Search the material below for the word "this" and copy every line in which it occurs.

Data provided:
========================

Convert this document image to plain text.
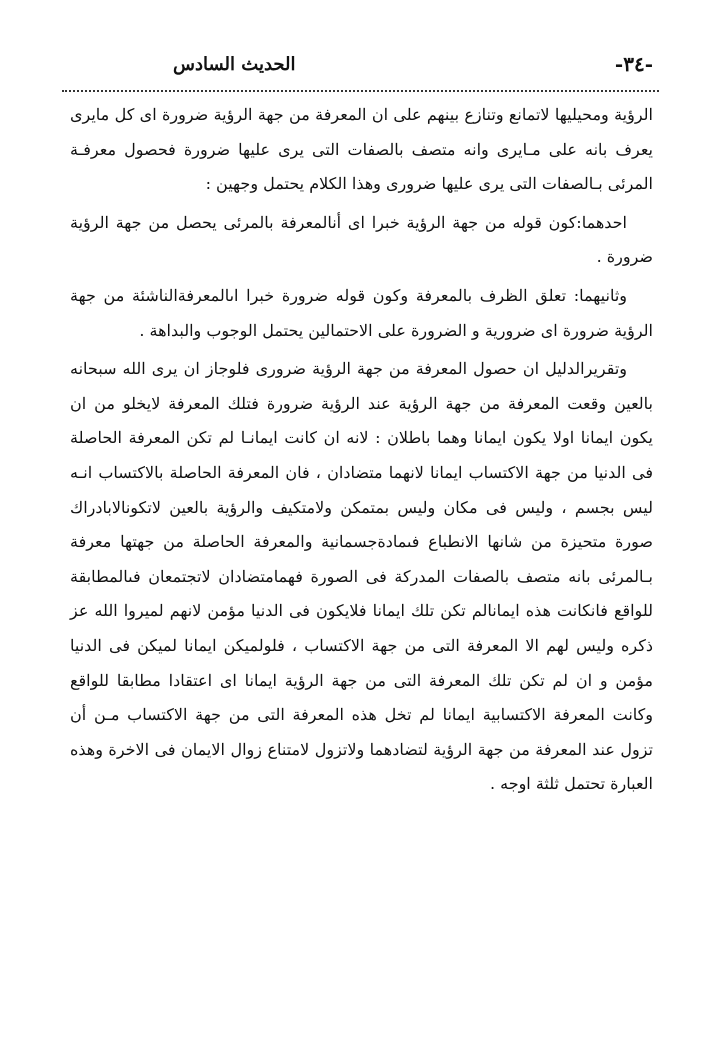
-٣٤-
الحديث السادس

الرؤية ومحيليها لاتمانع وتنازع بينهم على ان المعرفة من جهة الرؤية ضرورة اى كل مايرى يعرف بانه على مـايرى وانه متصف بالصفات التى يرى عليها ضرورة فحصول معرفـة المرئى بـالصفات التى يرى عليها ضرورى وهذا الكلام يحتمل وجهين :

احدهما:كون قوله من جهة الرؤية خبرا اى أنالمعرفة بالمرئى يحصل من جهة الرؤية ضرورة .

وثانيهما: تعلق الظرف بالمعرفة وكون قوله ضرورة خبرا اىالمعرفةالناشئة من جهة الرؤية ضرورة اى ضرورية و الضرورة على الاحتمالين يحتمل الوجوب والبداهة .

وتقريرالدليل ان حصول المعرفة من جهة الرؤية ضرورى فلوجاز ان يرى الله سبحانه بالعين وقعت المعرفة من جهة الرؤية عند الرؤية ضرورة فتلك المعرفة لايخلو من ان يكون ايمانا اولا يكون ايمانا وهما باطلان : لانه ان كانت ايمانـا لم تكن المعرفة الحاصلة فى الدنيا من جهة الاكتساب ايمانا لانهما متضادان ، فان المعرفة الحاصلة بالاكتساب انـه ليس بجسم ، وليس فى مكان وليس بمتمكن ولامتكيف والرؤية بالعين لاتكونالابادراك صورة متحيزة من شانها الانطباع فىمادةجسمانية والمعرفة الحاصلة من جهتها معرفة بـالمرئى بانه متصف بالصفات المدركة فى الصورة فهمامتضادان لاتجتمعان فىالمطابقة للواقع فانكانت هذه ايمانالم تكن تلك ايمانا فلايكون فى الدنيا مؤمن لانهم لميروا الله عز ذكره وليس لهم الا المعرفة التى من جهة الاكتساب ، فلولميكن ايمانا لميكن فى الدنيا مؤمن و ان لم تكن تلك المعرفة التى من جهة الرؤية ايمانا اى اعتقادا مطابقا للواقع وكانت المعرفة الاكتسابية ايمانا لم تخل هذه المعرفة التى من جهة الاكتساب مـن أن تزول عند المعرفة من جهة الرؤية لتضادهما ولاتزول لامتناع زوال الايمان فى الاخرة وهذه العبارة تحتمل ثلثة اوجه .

========================

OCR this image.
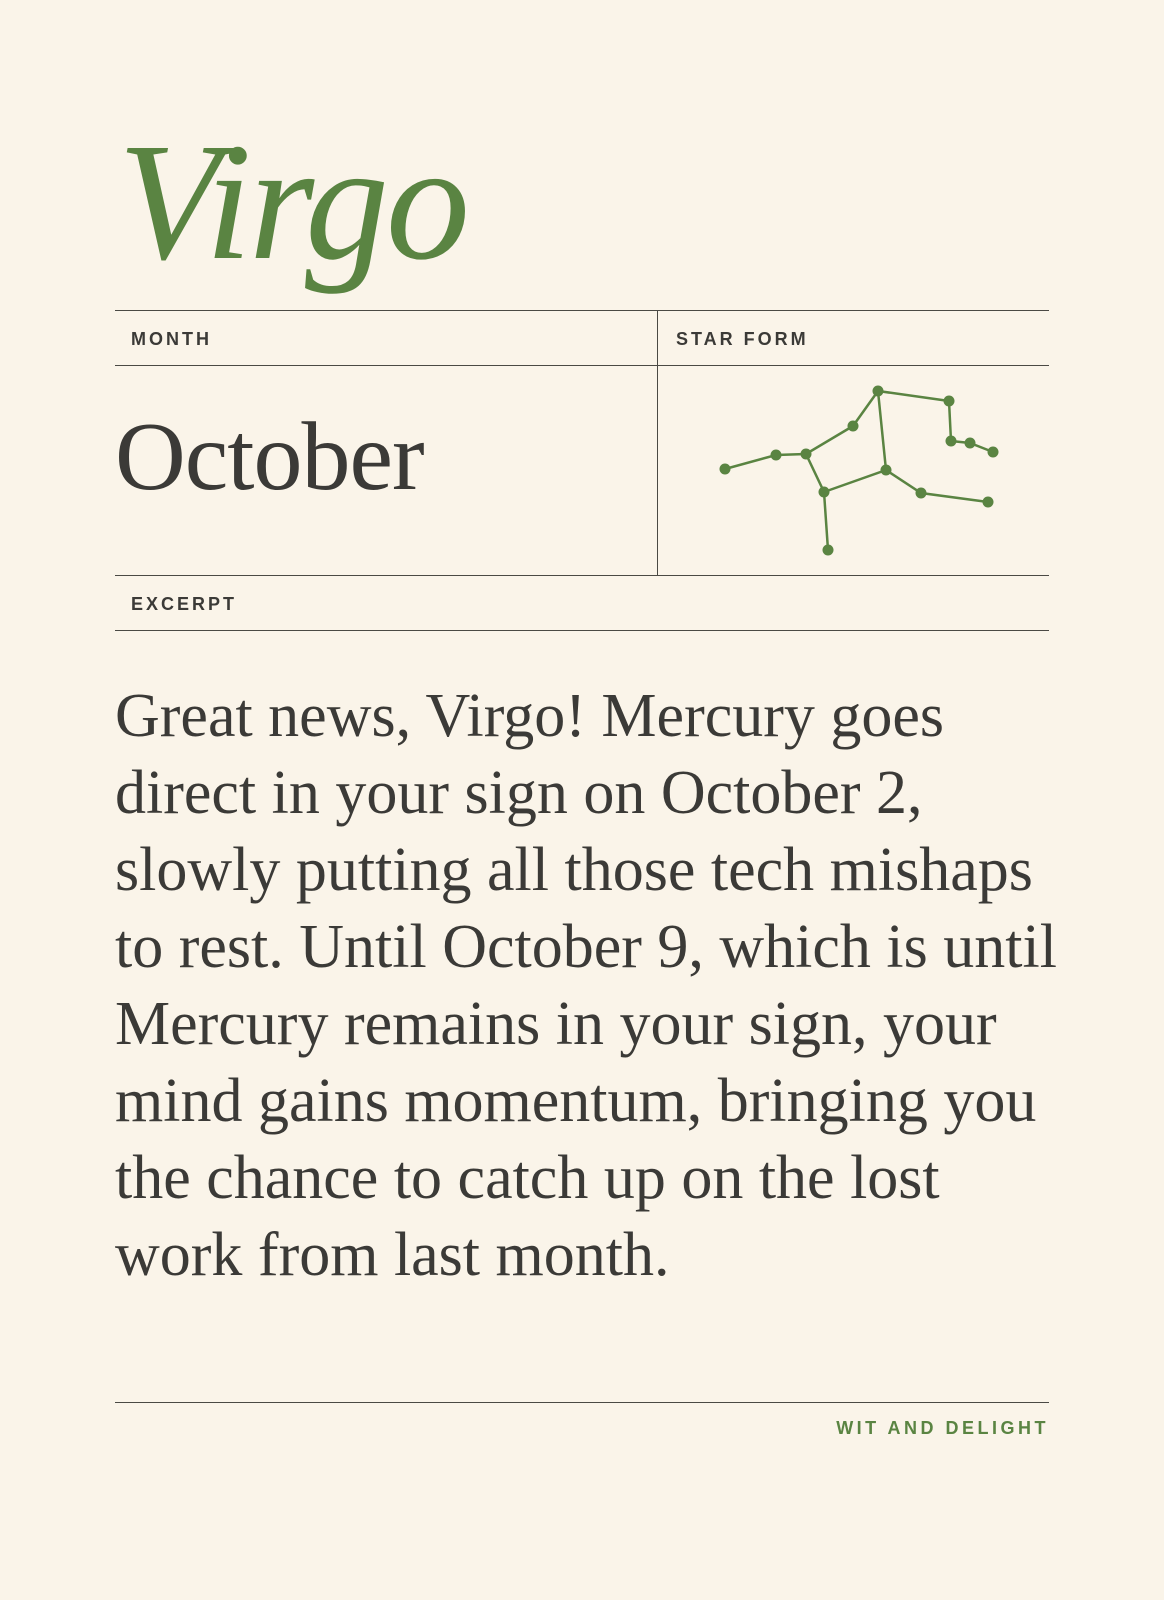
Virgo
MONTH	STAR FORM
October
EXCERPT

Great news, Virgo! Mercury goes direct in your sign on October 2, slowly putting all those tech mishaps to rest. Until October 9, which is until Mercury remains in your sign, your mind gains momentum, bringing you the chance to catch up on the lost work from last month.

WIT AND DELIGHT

========================

Answer to the problem:
Convert this document image to plain text.
OCR this image.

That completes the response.